◆ Short exercise:
Transcribe each of the records below exactly, excluding all pictures.

### Dataset excerpts ###

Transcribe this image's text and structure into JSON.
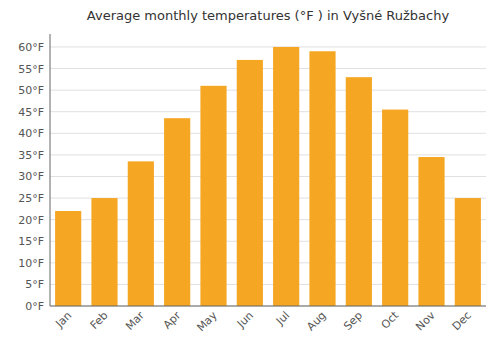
{
  "chart_data": {
    "type": "bar",
    "title": "Average monthly temperatures (°F ) in Vyšné Ružbachy",
    "categories": [
      "Jan",
      "Feb",
      "Mar",
      "Apr",
      "May",
      "Jun",
      "Jul",
      "Aug",
      "Sep",
      "Oct",
      "Nov",
      "Dec"
    ],
    "values": [
      22,
      25,
      33.5,
      43.5,
      51,
      57,
      60,
      59,
      53,
      45.5,
      34.5,
      25
    ],
    "color": "#F5A623",
    "ylim": [
      0,
      63
    ],
    "yticks": [
      {
        "value": 0,
        "label": "0°F"
      },
      {
        "value": 5,
        "label": "5°F"
      },
      {
        "value": 10,
        "label": "10°F"
      },
      {
        "value": 15,
        "label": "15°F"
      },
      {
        "value": 20,
        "label": "20°F"
      },
      {
        "value": 25,
        "label": "25°F"
      },
      {
        "value": 30,
        "label": "30°F"
      },
      {
        "value": 35,
        "label": "35°F"
      },
      {
        "value": 40,
        "label": "40°F"
      },
      {
        "value": 45,
        "label": "45°F"
      },
      {
        "value": 50,
        "label": "50°F"
      },
      {
        "value": 55,
        "label": "55°F"
      },
      {
        "value": 60,
        "label": "60°F"
      }
    ],
    "grid": true
  }
}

###

◆ Reply to the exercise:
Transcribe this image's text and structure into JSON.
{
  "chart_data": {
    "type": "bar",
    "title": "Average monthly temperatures (°F ) in Vyšné Ružbachy",
    "categories": [
      "Jan",
      "Feb",
      "Mar",
      "Apr",
      "May",
      "Jun",
      "Jul",
      "Aug",
      "Sep",
      "Oct",
      "Nov",
      "Dec"
    ],
    "values": [
      22,
      25,
      33.5,
      43.5,
      51,
      57,
      60,
      59,
      53,
      45.5,
      34.5,
      25
    ],
    "color": "#F5A623",
    "ylim": [
      0,
      63
    ],
    "yticks": [
      {
        "value": 0,
        "label": "0°F"
      },
      {
        "value": 5,
        "label": "5°F"
      },
      {
        "value": 10,
        "label": "10°F"
      },
      {
        "value": 15,
        "label": "15°F"
      },
      {
        "value": 20,
        "label": "20°F"
      },
      {
        "value": 25,
        "label": "25°F"
      },
      {
        "value": 30,
        "label": "30°F"
      },
      {
        "value": 35,
        "label": "35°F"
      },
      {
        "value": 40,
        "label": "40°F"
      },
      {
        "value": 45,
        "label": "45°F"
      },
      {
        "value": 50,
        "label": "50°F"
      },
      {
        "value": 55,
        "label": "55°F"
      },
      {
        "value": 60,
        "label": "60°F"
      }
    ],
    "grid": true
  }
}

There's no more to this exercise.